**Given problem**
Gather every line of the entries that includes the word "same".
==== Data rows ====
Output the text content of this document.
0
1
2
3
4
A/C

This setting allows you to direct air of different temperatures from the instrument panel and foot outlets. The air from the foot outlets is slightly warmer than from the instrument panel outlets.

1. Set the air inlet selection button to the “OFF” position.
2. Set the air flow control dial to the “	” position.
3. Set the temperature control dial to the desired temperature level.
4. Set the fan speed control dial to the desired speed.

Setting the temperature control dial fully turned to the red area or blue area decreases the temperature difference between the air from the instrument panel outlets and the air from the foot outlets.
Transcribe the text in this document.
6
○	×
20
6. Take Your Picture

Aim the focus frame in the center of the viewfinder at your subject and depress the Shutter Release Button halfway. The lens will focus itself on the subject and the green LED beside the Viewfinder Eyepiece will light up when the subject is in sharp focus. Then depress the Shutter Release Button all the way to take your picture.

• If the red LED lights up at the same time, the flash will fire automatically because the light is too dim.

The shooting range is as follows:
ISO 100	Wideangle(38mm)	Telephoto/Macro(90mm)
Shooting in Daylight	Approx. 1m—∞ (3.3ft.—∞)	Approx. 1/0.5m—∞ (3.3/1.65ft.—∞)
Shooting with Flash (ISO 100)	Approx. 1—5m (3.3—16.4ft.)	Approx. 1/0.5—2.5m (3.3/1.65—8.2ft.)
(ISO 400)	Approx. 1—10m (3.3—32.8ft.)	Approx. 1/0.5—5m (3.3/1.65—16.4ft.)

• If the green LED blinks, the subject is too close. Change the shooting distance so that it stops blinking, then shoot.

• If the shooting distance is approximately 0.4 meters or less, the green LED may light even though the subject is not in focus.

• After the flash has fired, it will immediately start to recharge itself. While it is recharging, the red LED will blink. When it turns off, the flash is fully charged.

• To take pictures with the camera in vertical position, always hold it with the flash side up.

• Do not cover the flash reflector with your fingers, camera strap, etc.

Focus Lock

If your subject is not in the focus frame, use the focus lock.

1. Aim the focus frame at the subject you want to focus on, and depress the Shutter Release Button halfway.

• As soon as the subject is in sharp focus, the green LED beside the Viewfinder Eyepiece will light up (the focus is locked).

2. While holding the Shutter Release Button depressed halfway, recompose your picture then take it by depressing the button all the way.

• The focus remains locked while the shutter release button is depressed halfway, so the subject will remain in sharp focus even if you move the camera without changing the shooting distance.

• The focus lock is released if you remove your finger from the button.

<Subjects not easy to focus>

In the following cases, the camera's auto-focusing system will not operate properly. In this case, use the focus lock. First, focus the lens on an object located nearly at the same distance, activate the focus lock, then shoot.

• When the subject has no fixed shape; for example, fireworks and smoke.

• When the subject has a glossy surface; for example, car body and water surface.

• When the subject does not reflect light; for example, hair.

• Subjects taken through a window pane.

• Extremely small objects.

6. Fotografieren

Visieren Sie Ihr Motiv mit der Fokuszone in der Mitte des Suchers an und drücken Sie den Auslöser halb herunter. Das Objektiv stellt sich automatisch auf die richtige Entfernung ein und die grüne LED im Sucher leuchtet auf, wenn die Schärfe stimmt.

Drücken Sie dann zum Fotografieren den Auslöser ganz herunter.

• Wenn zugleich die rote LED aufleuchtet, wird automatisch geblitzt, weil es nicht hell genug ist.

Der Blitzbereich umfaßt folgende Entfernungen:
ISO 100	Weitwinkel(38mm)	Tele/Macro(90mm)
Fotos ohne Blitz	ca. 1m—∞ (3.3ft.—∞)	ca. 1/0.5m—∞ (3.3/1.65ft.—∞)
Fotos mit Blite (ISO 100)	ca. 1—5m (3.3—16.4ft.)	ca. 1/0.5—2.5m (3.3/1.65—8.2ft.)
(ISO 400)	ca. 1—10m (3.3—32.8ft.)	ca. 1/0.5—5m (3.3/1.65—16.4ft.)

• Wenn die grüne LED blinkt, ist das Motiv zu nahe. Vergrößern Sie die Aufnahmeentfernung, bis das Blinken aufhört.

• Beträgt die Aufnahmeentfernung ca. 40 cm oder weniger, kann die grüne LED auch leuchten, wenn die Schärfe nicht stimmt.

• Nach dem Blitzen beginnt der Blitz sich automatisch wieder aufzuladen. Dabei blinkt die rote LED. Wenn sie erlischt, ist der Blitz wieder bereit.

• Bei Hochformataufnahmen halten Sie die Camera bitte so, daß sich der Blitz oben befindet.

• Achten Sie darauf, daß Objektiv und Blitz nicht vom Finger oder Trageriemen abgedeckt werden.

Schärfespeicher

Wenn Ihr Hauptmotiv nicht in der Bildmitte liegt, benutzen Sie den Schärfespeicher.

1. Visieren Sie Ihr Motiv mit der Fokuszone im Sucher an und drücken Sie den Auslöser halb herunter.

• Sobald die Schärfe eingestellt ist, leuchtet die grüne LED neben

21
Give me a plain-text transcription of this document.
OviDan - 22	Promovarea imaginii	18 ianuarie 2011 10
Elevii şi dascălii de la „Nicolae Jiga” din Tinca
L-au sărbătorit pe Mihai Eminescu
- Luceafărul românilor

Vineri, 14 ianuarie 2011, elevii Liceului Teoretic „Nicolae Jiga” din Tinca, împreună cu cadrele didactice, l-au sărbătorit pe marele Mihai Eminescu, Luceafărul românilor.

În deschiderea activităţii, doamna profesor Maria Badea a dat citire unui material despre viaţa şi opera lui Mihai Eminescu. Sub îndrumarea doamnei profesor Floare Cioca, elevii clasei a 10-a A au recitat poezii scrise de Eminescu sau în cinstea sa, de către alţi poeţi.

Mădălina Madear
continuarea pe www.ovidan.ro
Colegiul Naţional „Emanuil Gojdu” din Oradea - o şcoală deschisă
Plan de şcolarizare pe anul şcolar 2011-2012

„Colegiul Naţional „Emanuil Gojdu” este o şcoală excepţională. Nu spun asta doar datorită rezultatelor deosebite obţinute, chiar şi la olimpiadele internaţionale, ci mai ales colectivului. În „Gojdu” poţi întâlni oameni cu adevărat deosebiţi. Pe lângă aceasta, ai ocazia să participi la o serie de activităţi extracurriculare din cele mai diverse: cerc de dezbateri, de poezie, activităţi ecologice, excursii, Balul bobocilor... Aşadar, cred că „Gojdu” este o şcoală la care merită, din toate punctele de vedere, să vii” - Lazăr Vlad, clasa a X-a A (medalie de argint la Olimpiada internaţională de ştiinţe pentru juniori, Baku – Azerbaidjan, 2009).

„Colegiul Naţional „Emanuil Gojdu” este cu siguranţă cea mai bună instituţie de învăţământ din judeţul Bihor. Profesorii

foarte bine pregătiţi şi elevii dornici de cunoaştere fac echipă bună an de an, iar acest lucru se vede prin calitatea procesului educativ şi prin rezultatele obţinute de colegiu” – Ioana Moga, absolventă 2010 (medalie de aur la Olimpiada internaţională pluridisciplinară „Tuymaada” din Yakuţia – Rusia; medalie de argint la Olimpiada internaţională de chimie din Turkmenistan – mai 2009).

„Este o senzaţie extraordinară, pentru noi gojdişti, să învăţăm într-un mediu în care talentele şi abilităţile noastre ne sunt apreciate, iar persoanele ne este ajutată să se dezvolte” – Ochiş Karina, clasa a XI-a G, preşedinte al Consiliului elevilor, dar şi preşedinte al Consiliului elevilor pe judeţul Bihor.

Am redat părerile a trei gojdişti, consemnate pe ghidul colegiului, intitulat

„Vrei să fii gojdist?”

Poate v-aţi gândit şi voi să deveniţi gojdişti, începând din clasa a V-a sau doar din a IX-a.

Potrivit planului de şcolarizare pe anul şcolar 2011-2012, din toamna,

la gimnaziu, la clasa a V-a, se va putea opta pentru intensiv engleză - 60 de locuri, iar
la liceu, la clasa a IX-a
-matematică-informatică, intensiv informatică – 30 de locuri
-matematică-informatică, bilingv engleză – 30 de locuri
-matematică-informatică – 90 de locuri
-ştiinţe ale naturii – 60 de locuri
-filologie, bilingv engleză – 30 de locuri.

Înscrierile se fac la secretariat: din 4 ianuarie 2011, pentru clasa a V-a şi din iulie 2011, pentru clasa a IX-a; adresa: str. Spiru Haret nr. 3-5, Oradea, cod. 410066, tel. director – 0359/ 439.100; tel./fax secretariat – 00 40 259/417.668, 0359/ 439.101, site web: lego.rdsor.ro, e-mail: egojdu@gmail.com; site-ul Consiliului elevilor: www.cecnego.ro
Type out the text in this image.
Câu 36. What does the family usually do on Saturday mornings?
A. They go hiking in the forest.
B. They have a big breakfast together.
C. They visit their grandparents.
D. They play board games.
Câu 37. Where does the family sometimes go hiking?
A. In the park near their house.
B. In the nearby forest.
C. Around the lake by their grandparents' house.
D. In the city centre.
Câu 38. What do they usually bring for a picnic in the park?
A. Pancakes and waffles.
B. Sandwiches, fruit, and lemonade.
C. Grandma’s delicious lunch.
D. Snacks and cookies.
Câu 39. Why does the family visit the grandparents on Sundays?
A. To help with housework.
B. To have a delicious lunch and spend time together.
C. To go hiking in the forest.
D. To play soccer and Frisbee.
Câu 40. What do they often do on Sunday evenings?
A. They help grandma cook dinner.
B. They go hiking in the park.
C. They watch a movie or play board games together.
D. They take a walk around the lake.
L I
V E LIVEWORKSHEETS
====
**Exercise result**
• If the red LED lights up at the same time, the flash will fire automatically because the light is too dim.
In the following cases, the camera's auto-focusing system will not operate properly. In this case, use the focus lock. First, focus the lens on an object located nearly at the same distance, activate the focus lock, then shoot.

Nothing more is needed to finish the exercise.